### Given exercise
Pull each line holding "Global" out of the entries below.

** BEGIN Records supplied **

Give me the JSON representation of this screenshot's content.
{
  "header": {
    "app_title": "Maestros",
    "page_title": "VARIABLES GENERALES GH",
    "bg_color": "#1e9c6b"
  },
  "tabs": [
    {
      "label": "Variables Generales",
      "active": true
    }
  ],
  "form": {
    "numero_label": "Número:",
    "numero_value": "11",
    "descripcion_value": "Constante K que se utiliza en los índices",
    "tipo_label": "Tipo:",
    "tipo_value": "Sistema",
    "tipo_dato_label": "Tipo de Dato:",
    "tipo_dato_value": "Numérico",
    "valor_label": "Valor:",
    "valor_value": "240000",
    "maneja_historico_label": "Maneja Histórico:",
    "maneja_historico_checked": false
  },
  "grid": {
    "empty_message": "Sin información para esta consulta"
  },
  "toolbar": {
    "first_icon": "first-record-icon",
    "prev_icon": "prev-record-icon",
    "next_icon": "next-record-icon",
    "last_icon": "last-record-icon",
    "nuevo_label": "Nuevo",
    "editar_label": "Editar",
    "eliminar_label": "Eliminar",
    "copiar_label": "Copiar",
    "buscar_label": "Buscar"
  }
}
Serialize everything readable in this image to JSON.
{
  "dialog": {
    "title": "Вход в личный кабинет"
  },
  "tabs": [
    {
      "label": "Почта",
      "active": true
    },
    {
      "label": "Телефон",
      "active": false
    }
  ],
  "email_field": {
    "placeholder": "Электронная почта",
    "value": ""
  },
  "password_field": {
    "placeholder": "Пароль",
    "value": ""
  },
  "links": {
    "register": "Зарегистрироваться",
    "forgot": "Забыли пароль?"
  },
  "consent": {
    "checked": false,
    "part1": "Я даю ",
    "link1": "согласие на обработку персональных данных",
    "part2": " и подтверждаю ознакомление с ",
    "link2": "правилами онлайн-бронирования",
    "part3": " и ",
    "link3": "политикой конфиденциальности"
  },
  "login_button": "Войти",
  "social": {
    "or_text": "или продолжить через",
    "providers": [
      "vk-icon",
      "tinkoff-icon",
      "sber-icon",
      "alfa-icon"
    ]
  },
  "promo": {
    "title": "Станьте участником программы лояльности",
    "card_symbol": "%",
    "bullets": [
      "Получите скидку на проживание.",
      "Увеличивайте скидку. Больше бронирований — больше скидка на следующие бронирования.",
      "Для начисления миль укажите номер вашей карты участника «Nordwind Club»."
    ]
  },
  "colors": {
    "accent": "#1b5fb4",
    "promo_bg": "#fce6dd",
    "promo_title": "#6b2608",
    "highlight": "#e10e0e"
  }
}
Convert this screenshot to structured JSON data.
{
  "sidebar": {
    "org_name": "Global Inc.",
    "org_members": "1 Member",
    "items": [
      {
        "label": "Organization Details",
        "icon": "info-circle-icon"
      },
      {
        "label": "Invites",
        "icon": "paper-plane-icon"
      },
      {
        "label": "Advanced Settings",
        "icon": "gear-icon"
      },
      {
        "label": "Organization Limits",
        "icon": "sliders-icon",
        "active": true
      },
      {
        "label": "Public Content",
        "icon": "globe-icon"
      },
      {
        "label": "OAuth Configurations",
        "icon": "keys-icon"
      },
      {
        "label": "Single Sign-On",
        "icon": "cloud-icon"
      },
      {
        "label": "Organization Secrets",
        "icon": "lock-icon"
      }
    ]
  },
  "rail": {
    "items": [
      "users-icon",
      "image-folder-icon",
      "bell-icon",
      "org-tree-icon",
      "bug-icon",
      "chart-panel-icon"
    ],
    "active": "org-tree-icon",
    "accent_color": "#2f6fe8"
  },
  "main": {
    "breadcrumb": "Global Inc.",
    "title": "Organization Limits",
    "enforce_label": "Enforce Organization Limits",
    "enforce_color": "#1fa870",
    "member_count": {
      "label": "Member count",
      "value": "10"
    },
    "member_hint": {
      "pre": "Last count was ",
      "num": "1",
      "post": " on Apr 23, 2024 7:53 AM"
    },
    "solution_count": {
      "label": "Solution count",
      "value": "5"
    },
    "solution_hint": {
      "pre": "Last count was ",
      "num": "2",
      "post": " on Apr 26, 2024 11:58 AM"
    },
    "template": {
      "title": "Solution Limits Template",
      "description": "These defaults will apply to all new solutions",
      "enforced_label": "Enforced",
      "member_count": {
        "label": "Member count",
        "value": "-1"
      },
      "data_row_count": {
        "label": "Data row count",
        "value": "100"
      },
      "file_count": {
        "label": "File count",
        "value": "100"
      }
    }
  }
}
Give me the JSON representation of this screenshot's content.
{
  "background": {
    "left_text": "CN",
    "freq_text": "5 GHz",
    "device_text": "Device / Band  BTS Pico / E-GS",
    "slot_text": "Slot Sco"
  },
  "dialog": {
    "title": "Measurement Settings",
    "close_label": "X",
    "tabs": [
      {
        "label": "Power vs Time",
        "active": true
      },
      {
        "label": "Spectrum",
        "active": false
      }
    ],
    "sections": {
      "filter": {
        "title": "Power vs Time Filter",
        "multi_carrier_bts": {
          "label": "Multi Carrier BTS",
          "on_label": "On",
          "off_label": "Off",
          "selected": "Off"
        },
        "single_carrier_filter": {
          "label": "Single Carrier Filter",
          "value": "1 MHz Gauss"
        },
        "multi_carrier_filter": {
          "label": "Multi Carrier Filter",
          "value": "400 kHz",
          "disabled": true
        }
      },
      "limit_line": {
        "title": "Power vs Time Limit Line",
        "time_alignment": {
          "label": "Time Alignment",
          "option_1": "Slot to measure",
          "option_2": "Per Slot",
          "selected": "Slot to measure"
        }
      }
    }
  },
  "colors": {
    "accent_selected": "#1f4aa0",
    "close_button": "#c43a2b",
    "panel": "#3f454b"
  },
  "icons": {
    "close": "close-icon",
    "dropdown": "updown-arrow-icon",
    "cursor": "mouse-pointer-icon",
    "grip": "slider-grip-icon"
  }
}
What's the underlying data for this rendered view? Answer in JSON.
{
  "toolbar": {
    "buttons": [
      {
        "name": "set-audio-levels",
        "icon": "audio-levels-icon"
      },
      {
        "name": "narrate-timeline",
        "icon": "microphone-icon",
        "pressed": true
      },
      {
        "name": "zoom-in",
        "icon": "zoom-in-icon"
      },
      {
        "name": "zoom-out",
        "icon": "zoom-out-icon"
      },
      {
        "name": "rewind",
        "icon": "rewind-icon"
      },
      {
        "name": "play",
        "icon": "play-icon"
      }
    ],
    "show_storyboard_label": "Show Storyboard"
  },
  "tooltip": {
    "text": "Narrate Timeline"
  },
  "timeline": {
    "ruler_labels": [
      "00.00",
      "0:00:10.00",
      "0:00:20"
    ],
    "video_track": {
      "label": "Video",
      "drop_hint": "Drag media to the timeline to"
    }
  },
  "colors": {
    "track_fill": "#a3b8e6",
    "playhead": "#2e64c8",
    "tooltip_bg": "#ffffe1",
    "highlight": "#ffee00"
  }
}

** END Records supplied **

### Solution for this task
    "org_name": "Global Inc.",
    "breadcrumb": "Global Inc.",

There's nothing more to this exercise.